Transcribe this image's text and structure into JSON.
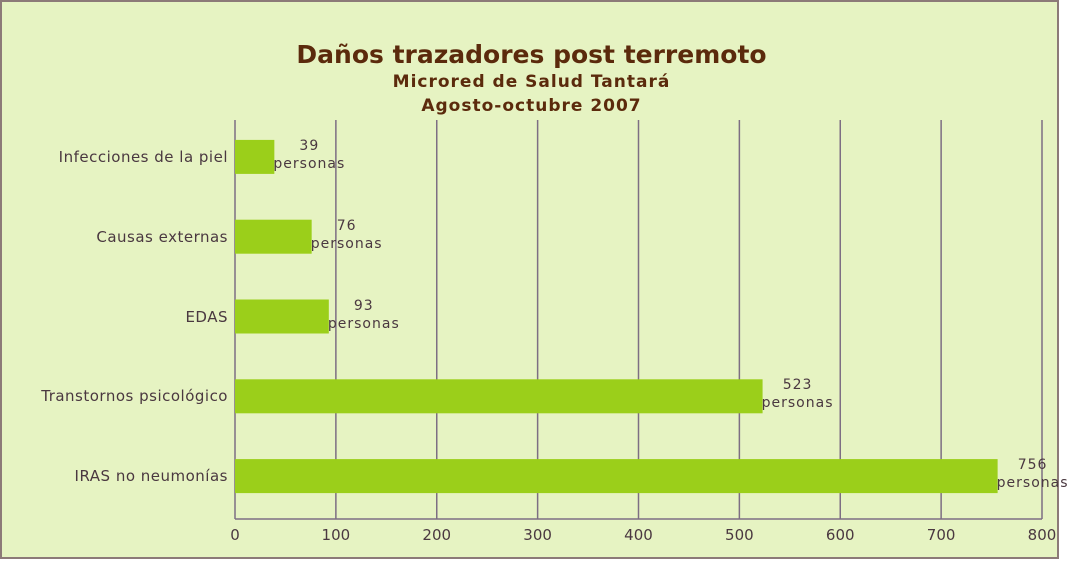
{
  "chart_data": {
    "type": "bar",
    "orientation": "horizontal",
    "title": "Daños trazadores post terremoto",
    "subtitle": [
      "Microred de Salud Tantará",
      "Agosto-octubre 2007"
    ],
    "categories": [
      "Infecciones de la piel",
      "Causas externas",
      "EDAS",
      "Transtornos psicológico",
      "IRAS no neumonías"
    ],
    "values": [
      39,
      76,
      93,
      523,
      756
    ],
    "value_labels": [
      "39 personas",
      "76 personas",
      "93 personas",
      "523 personas",
      "756 personas"
    ],
    "color": "#9bcf1a",
    "xlim": [
      0,
      800
    ],
    "xticks": [
      0,
      100,
      200,
      300,
      400,
      500,
      600,
      700,
      800
    ],
    "grid": true
  }
}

......

__What to do__: Without the pictures, print the records in full, exactly as they appear.

__Answer to the problem__:
Transcribe this image's text and structure into JSON.
{
  "chart_data": {
    "type": "bar",
    "orientation": "horizontal",
    "title": "Daños trazadores post terremoto",
    "subtitle": [
      "Microred de Salud Tantará",
      "Agosto-octubre 2007"
    ],
    "categories": [
      "Infecciones de la piel",
      "Causas externas",
      "EDAS",
      "Transtornos psicológico",
      "IRAS no neumonías"
    ],
    "values": [
      39,
      76,
      93,
      523,
      756
    ],
    "value_labels": [
      "39 personas",
      "76 personas",
      "93 personas",
      "523 personas",
      "756 personas"
    ],
    "color": "#9bcf1a",
    "xlim": [
      0,
      800
    ],
    "xticks": [
      0,
      100,
      200,
      300,
      400,
      500,
      600,
      700,
      800
    ],
    "grid": true
  }
}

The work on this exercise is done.